» Your goal:
Count the lines in the records below that contain the string "Open", matching case exactly, and reply with the number alone.

--------------------------------------------------

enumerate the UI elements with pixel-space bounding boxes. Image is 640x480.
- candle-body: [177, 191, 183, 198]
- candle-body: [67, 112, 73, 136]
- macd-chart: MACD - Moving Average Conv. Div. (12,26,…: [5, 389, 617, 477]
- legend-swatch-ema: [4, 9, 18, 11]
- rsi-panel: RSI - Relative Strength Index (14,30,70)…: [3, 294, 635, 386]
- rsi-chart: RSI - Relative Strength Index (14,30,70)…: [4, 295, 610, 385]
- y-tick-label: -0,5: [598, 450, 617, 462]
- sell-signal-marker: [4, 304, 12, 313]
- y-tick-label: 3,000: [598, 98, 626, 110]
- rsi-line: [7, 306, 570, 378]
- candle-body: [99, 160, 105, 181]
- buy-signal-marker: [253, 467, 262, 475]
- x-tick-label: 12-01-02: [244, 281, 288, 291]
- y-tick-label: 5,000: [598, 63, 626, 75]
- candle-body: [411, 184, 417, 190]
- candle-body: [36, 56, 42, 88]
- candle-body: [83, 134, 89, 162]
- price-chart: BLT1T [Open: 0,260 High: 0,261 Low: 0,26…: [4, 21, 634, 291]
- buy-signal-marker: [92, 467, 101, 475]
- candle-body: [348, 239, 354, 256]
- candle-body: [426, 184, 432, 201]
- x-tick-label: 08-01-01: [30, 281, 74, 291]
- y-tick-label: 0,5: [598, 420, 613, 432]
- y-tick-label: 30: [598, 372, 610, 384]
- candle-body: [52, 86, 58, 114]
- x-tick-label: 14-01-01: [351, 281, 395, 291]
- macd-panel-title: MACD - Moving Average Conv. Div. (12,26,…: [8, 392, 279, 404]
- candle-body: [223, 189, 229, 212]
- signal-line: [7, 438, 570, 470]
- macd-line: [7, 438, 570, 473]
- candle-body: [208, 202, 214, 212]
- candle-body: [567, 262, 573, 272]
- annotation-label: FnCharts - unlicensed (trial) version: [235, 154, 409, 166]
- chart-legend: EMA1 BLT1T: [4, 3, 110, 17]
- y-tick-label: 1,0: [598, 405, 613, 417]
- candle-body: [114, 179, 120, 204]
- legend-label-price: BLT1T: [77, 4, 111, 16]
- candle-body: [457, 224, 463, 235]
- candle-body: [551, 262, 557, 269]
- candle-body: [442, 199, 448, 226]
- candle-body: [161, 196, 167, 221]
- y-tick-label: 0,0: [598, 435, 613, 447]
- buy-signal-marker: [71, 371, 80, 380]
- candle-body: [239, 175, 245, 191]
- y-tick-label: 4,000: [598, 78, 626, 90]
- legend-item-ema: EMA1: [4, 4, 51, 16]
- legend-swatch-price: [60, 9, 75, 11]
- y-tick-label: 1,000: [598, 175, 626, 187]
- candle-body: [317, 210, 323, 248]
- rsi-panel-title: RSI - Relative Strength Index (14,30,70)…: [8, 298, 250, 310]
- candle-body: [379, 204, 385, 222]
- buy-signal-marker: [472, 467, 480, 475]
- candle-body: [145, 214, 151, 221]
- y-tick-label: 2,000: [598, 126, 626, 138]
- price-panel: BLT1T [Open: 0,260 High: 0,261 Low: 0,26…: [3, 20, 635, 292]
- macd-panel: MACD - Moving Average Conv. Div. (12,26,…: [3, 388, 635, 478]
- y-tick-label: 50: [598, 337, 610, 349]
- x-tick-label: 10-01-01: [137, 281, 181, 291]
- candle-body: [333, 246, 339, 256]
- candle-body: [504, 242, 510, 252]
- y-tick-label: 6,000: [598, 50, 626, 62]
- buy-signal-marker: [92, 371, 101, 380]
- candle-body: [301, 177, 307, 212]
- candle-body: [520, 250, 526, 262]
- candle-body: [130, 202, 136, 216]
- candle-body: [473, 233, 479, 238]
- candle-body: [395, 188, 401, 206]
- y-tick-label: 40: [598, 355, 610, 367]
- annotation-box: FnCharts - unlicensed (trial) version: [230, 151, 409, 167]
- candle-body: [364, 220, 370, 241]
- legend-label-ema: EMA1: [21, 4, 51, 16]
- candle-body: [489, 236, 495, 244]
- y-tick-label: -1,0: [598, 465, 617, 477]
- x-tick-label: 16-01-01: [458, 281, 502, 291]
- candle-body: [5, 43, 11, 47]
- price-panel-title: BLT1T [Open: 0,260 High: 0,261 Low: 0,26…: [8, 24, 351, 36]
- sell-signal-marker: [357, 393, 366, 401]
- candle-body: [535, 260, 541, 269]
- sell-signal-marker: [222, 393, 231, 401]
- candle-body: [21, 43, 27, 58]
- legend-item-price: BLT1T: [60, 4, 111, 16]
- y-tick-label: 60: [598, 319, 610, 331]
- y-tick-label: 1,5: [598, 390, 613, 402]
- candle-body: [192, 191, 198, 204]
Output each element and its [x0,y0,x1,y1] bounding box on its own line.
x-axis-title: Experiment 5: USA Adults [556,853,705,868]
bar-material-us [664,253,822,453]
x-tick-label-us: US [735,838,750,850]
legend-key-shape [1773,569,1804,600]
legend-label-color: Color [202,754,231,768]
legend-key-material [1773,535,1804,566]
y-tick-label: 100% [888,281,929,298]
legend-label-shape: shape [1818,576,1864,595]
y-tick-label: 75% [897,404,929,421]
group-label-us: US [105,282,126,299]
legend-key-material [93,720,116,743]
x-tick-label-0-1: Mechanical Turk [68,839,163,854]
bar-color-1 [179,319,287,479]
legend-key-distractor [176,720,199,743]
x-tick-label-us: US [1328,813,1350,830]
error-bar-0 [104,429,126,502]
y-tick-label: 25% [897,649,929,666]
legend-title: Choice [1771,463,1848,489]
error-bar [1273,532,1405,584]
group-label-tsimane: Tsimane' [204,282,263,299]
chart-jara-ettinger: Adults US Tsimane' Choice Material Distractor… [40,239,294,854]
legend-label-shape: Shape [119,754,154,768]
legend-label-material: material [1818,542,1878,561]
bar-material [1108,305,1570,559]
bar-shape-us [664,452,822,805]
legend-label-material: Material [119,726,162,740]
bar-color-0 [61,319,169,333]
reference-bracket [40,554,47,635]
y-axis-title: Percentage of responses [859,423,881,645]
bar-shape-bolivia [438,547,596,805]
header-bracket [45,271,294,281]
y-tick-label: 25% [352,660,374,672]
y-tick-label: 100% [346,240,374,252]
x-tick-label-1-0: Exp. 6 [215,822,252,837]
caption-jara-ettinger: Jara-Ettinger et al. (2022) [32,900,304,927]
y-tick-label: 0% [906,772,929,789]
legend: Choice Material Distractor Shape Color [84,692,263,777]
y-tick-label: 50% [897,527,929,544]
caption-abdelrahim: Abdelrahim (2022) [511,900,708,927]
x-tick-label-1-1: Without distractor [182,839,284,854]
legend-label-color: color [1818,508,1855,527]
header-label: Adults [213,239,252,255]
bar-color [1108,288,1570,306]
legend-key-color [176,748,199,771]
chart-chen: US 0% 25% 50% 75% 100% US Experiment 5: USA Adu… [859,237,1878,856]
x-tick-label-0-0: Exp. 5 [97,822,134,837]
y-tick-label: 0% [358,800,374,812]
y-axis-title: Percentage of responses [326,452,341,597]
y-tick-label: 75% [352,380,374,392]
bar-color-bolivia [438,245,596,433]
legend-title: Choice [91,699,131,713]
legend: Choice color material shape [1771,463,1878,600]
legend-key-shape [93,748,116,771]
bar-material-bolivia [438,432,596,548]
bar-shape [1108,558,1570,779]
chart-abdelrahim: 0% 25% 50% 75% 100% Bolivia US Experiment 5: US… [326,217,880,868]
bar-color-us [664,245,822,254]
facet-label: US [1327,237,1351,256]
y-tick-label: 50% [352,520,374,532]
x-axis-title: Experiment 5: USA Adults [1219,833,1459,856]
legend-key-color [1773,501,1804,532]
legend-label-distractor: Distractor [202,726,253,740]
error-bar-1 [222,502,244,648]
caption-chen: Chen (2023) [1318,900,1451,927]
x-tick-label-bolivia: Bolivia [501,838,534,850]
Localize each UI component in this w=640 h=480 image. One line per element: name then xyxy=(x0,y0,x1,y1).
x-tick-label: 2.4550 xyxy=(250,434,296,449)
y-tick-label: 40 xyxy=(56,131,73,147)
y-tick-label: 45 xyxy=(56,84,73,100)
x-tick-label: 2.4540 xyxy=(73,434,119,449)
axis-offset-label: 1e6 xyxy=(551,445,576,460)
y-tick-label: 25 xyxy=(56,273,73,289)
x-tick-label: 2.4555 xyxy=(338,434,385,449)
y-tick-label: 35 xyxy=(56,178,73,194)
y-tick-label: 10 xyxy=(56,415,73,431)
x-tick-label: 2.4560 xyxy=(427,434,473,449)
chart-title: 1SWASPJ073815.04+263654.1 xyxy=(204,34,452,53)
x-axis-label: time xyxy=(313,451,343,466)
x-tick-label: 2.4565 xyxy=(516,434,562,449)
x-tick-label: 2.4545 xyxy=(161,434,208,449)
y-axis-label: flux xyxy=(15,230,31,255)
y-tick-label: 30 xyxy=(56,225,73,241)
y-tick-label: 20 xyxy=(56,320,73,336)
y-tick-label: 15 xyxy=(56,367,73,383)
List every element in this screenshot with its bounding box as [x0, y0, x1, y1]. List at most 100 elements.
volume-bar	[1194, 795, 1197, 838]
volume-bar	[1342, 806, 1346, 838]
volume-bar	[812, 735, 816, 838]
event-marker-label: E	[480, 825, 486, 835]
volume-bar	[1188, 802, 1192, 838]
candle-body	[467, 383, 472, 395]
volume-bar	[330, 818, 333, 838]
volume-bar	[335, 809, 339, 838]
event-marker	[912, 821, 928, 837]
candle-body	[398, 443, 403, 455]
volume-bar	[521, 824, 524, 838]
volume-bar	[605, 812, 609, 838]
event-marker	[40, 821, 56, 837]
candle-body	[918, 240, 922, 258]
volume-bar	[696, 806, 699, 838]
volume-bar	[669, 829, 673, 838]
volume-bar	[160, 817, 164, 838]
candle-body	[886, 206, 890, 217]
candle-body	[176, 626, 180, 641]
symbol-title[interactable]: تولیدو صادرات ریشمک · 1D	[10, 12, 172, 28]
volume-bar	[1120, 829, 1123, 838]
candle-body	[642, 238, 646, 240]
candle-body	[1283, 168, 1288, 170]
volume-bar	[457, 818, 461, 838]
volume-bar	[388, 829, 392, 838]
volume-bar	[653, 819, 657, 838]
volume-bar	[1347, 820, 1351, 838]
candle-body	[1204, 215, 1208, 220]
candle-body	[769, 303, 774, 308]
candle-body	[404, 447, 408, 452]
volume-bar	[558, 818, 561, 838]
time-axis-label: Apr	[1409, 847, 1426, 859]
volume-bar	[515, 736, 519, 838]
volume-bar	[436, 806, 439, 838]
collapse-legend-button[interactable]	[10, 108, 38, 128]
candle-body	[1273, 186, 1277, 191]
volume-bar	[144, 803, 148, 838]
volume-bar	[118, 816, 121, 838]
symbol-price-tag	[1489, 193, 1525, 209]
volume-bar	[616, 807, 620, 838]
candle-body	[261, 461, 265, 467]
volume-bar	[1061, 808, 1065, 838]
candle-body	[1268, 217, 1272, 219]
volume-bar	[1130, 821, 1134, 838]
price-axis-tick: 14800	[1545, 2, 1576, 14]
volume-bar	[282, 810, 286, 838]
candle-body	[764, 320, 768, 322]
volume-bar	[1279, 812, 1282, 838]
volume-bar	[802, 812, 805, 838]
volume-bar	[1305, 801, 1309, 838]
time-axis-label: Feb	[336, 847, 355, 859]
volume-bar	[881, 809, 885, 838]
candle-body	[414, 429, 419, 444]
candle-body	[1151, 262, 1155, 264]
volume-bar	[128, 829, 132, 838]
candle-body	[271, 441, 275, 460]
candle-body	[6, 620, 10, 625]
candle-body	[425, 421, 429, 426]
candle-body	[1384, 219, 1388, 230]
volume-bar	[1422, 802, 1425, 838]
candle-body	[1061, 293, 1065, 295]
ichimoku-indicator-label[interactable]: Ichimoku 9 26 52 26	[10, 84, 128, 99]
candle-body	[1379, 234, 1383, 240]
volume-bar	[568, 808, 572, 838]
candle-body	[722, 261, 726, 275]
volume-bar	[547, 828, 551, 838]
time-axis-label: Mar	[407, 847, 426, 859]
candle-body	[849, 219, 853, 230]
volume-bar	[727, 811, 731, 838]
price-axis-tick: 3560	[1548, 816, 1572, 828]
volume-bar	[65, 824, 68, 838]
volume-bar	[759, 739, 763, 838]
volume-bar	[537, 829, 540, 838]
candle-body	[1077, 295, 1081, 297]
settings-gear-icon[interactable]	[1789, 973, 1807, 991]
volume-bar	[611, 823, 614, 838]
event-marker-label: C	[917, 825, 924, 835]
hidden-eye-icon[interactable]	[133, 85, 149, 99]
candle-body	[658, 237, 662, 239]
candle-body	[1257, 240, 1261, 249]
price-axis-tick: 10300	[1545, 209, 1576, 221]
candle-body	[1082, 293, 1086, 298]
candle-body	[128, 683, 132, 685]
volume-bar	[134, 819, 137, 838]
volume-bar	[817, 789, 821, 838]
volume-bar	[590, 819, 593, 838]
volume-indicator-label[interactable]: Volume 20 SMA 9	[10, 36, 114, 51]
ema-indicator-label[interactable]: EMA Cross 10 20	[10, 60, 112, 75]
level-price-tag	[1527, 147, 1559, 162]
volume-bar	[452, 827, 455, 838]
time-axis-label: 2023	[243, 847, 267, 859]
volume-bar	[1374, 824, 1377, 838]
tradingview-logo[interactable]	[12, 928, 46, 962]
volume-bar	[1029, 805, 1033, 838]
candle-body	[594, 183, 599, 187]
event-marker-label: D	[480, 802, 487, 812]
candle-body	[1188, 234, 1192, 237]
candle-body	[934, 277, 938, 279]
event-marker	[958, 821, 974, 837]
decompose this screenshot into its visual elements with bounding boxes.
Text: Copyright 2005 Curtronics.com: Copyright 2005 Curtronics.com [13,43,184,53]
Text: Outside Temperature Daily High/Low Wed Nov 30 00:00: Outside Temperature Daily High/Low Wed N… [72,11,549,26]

--------------------------------------------------

» Result for this task:
3